— Start of MATERIAL SUPPLIED —

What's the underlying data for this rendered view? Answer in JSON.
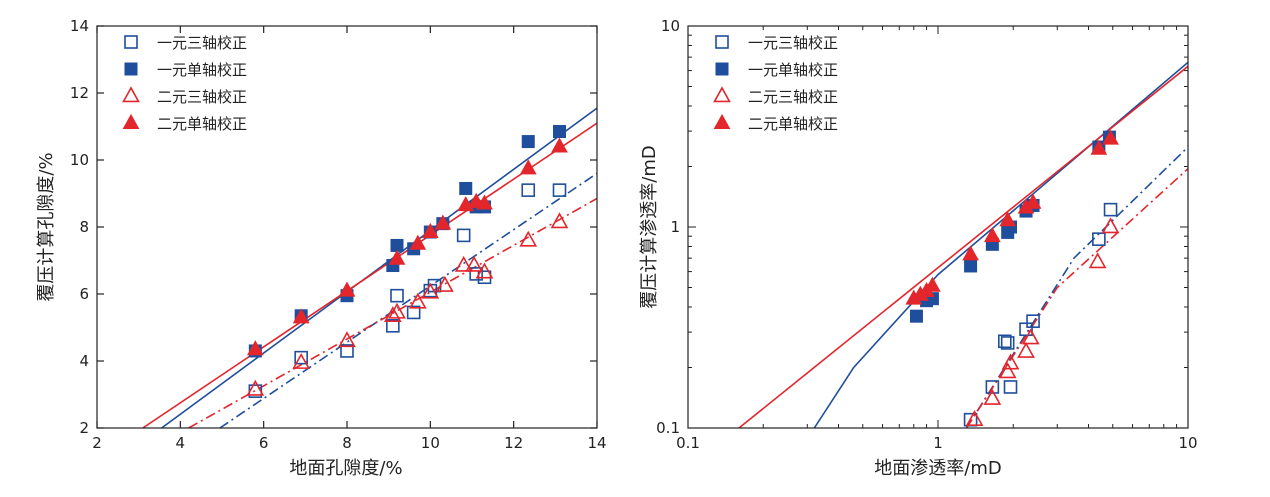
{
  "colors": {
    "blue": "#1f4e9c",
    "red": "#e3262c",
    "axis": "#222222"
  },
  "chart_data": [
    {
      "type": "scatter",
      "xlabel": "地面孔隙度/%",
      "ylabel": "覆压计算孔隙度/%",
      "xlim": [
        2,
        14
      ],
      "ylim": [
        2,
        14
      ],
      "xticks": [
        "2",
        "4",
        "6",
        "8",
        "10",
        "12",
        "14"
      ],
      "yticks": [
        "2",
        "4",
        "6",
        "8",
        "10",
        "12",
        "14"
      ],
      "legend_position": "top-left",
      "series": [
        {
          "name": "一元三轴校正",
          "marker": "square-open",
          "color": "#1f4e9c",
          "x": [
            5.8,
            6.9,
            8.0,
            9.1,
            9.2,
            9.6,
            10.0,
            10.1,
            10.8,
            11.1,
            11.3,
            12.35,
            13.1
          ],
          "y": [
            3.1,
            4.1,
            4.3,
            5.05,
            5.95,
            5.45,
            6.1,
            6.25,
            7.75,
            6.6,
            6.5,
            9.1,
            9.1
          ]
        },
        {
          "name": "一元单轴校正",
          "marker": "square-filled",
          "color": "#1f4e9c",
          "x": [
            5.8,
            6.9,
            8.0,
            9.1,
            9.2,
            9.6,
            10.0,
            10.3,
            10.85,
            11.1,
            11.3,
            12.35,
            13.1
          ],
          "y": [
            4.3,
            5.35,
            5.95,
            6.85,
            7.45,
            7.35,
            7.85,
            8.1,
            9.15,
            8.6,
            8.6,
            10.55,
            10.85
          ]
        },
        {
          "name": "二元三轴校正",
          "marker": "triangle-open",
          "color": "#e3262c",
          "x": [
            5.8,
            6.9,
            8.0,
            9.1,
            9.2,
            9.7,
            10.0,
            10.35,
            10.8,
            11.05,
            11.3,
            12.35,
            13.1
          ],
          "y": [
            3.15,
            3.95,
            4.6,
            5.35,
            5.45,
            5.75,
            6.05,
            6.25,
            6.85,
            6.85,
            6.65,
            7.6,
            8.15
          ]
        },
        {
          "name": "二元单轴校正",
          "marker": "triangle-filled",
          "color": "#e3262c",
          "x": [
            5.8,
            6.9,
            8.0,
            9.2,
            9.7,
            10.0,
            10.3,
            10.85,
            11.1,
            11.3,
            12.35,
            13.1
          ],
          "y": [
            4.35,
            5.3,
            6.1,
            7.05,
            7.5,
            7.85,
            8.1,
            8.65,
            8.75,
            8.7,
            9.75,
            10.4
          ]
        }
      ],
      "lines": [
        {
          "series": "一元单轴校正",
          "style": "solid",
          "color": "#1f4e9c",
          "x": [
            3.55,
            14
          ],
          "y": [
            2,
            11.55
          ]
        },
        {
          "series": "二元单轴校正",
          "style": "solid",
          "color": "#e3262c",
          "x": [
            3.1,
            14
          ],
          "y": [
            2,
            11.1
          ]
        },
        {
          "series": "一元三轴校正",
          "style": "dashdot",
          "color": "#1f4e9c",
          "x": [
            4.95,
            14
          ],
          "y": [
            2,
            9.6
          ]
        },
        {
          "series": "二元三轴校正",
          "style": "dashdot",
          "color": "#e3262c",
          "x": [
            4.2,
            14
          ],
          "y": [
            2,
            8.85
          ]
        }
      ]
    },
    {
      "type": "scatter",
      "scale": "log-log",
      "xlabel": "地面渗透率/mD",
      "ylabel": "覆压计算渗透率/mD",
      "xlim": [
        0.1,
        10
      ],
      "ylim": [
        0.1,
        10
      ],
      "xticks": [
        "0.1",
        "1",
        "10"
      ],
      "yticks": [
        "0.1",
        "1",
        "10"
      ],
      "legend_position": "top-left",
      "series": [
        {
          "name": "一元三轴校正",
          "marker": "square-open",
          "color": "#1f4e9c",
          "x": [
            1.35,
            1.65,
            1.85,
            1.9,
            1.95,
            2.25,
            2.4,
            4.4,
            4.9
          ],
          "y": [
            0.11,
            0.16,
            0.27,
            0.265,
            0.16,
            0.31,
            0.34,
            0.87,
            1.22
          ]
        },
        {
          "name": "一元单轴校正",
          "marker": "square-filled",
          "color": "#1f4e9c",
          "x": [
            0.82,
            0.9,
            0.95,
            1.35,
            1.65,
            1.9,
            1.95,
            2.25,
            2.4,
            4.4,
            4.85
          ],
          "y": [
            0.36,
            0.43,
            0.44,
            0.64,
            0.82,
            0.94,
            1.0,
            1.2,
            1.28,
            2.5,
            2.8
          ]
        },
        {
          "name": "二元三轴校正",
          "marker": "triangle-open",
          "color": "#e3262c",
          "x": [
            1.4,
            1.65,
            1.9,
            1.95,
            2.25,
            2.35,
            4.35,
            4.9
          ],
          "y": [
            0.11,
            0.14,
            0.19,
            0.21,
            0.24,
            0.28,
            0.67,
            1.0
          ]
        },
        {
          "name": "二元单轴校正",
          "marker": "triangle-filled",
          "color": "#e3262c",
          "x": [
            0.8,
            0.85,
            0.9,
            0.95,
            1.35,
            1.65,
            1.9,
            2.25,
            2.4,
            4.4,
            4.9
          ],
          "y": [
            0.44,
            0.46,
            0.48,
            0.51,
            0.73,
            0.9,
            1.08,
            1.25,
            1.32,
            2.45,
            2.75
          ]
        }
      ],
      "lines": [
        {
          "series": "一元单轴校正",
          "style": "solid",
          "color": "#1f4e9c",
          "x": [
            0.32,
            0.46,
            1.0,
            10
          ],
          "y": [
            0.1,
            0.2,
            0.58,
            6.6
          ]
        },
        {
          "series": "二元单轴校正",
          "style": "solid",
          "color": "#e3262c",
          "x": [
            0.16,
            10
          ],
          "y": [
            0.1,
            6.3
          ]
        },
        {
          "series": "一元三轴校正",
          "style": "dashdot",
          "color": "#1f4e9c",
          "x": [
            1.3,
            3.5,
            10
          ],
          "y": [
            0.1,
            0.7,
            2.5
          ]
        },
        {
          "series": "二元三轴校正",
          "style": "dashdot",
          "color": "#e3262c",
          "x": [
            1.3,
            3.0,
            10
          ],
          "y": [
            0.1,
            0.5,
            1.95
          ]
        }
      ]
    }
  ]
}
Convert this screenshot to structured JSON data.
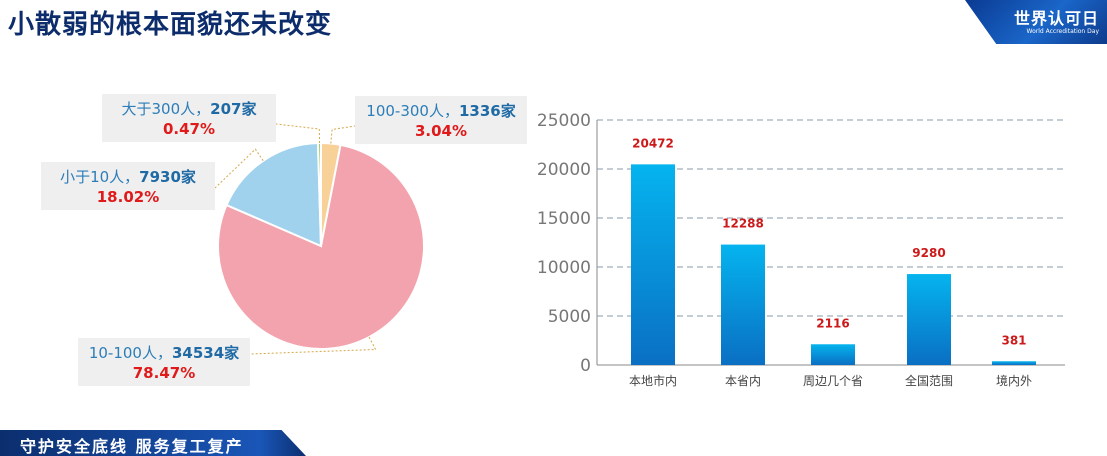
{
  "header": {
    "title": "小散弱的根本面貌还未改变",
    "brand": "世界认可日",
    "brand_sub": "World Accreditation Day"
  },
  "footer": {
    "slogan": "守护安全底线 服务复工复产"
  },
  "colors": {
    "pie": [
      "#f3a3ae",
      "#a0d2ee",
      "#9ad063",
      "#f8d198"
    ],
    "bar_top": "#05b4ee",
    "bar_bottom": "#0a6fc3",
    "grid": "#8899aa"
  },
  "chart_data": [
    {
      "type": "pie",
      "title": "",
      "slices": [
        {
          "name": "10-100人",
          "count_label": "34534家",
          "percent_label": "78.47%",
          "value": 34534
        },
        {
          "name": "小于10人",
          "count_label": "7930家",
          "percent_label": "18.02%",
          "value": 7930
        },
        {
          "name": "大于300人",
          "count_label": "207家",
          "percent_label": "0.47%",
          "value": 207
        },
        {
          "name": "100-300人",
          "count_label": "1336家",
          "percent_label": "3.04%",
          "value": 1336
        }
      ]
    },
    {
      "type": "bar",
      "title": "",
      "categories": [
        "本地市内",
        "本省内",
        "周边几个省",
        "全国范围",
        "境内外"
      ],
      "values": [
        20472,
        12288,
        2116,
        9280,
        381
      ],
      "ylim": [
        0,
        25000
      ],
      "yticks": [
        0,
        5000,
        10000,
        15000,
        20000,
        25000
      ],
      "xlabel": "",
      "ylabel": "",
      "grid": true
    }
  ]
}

— End of MATERIAL SUPPLIED —

__SHORT EXERCISE__.
Reproduce the full listing faithfully, but do not carry over any pictures.

__CORRECT RESPONSE__.
What's the underlying data for this rendered view? Answer in JSON.
{
  "colors": {
    "blue": "#1f4e9c",
    "red": "#e3262c",
    "axis": "#222222"
  },
  "chart_data": [
    {
      "type": "scatter",
      "xlabel": "地面孔隙度/%",
      "ylabel": "覆压计算孔隙度/%",
      "xlim": [
        2,
        14
      ],
      "ylim": [
        2,
        14
      ],
      "xticks": [
        "2",
        "4",
        "6",
        "8",
        "10",
        "12",
        "14"
      ],
      "yticks": [
        "2",
        "4",
        "6",
        "8",
        "10",
        "12",
        "14"
      ],
      "legend_position": "top-left",
      "series": [
        {
          "name": "一元三轴校正",
          "marker": "square-open",
          "color": "#1f4e9c",
          "x": [
            5.8,
            6.9,
            8.0,
            9.1,
            9.2,
            9.6,
            10.0,
            10.1,
            10.8,
            11.1,
            11.3,
            12.35,
            13.1
          ],
          "y": [
            3.1,
            4.1,
            4.3,
            5.05,
            5.95,
            5.45,
            6.1,
            6.25,
            7.75,
            6.6,
            6.5,
            9.1,
            9.1
          ]
        },
        {
          "name": "一元单轴校正",
          "marker": "square-filled",
          "color": "#1f4e9c",
          "x": [
            5.8,
            6.9,
            8.0,
            9.1,
            9.2,
            9.6,
            10.0,
            10.3,
            10.85,
            11.1,
            11.3,
            12.35,
            13.1
          ],
          "y": [
            4.3,
            5.35,
            5.95,
            6.85,
            7.45,
            7.35,
            7.85,
            8.1,
            9.15,
            8.6,
            8.6,
            10.55,
            10.85
          ]
        },
        {
          "name": "二元三轴校正",
          "marker": "triangle-open",
          "color": "#e3262c",
          "x": [
            5.8,
            6.9,
            8.0,
            9.1,
            9.2,
            9.7,
            10.0,
            10.35,
            10.8,
            11.05,
            11.3,
            12.35,
            13.1
          ],
          "y": [
            3.15,
            3.95,
            4.6,
            5.35,
            5.45,
            5.75,
            6.05,
            6.25,
            6.85,
            6.85,
            6.65,
            7.6,
            8.15
          ]
        },
        {
          "name": "二元单轴校正",
          "marker": "triangle-filled",
          "color": "#e3262c",
          "x": [
            5.8,
            6.9,
            8.0,
            9.2,
            9.7,
            10.0,
            10.3,
            10.85,
            11.1,
            11.3,
            12.35,
            13.1
          ],
          "y": [
            4.35,
            5.3,
            6.1,
            7.05,
            7.5,
            7.85,
            8.1,
            8.65,
            8.75,
            8.7,
            9.75,
            10.4
          ]
        }
      ],
      "lines": [
        {
          "series": "一元单轴校正",
          "style": "solid",
          "color": "#1f4e9c",
          "x": [
            3.55,
            14
          ],
          "y": [
            2,
            11.55
          ]
        },
        {
          "series": "二元单轴校正",
          "style": "solid",
          "color": "#e3262c",
          "x": [
            3.1,
            14
          ],
          "y": [
            2,
            11.1
          ]
        },
        {
          "series": "一元三轴校正",
          "style": "dashdot",
          "color": "#1f4e9c",
          "x": [
            4.95,
            14
          ],
          "y": [
            2,
            9.6
          ]
        },
        {
          "series": "二元三轴校正",
          "style": "dashdot",
          "color": "#e3262c",
          "x": [
            4.2,
            14
          ],
          "y": [
            2,
            8.85
          ]
        }
      ]
    },
    {
      "type": "scatter",
      "scale": "log-log",
      "xlabel": "地面渗透率/mD",
      "ylabel": "覆压计算渗透率/mD",
      "xlim": [
        0.1,
        10
      ],
      "ylim": [
        0.1,
        10
      ],
      "xticks": [
        "0.1",
        "1",
        "10"
      ],
      "yticks": [
        "0.1",
        "1",
        "10"
      ],
      "legend_position": "top-left",
      "series": [
        {
          "name": "一元三轴校正",
          "marker": "square-open",
          "color": "#1f4e9c",
          "x": [
            1.35,
            1.65,
            1.85,
            1.9,
            1.95,
            2.25,
            2.4,
            4.4,
            4.9
          ],
          "y": [
            0.11,
            0.16,
            0.27,
            0.265,
            0.16,
            0.31,
            0.34,
            0.87,
            1.22
          ]
        },
        {
          "name": "一元单轴校正",
          "marker": "square-filled",
          "color": "#1f4e9c",
          "x": [
            0.82,
            0.9,
            0.95,
            1.35,
            1.65,
            1.9,
            1.95,
            2.25,
            2.4,
            4.4,
            4.85
          ],
          "y": [
            0.36,
            0.43,
            0.44,
            0.64,
            0.82,
            0.94,
            1.0,
            1.2,
            1.28,
            2.5,
            2.8
          ]
        },
        {
          "name": "二元三轴校正",
          "marker": "triangle-open",
          "color": "#e3262c",
          "x": [
            1.4,
            1.65,
            1.9,
            1.95,
            2.25,
            2.35,
            4.35,
            4.9
          ],
          "y": [
            0.11,
            0.14,
            0.19,
            0.21,
            0.24,
            0.28,
            0.67,
            1.0
          ]
        },
        {
          "name": "二元单轴校正",
          "marker": "triangle-filled",
          "color": "#e3262c",
          "x": [
            0.8,
            0.85,
            0.9,
            0.95,
            1.35,
            1.65,
            1.9,
            2.25,
            2.4,
            4.4,
            4.9
          ],
          "y": [
            0.44,
            0.46,
            0.48,
            0.51,
            0.73,
            0.9,
            1.08,
            1.25,
            1.32,
            2.45,
            2.75
          ]
        }
      ],
      "lines": [
        {
          "series": "一元单轴校正",
          "style": "solid",
          "color": "#1f4e9c",
          "x": [
            0.32,
            0.46,
            1.0,
            10
          ],
          "y": [
            0.1,
            0.2,
            0.58,
            6.6
          ]
        },
        {
          "series": "二元单轴校正",
          "style": "solid",
          "color": "#e3262c",
          "x": [
            0.16,
            10
          ],
          "y": [
            0.1,
            6.3
          ]
        },
        {
          "series": "一元三轴校正",
          "style": "dashdot",
          "color": "#1f4e9c",
          "x": [
            1.3,
            3.5,
            10
          ],
          "y": [
            0.1,
            0.7,
            2.5
          ]
        },
        {
          "series": "二元三轴校正",
          "style": "dashdot",
          "color": "#e3262c",
          "x": [
            1.3,
            3.0,
            10
          ],
          "y": [
            0.1,
            0.5,
            1.95
          ]
        }
      ]
    }
  ]
}
Convert this screenshot to structured JSON data.
{
  "header": {
    "title": "小散弱的根本面貌还未改变",
    "brand": "世界认可日",
    "brand_sub": "World Accreditation Day"
  },
  "footer": {
    "slogan": "守护安全底线 服务复工复产"
  },
  "colors": {
    "pie": [
      "#f3a3ae",
      "#a0d2ee",
      "#9ad063",
      "#f8d198"
    ],
    "bar_top": "#05b4ee",
    "bar_bottom": "#0a6fc3",
    "grid": "#8899aa"
  },
  "chart_data": [
    {
      "type": "pie",
      "title": "",
      "slices": [
        {
          "name": "10-100人",
          "count_label": "34534家",
          "percent_label": "78.47%",
          "value": 34534
        },
        {
          "name": "小于10人",
          "count_label": "7930家",
          "percent_label": "18.02%",
          "value": 7930
        },
        {
          "name": "大于300人",
          "count_label": "207家",
          "percent_label": "0.47%",
          "value": 207
        },
        {
          "name": "100-300人",
          "count_label": "1336家",
          "percent_label": "3.04%",
          "value": 1336
        }
      ]
    },
    {
      "type": "bar",
      "title": "",
      "categories": [
        "本地市内",
        "本省内",
        "周边几个省",
        "全国范围",
        "境内外"
      ],
      "values": [
        20472,
        12288,
        2116,
        9280,
        381
      ],
      "ylim": [
        0,
        25000
      ],
      "yticks": [
        0,
        5000,
        10000,
        15000,
        20000,
        25000
      ],
      "xlabel": "",
      "ylabel": "",
      "grid": true
    }
  ]
}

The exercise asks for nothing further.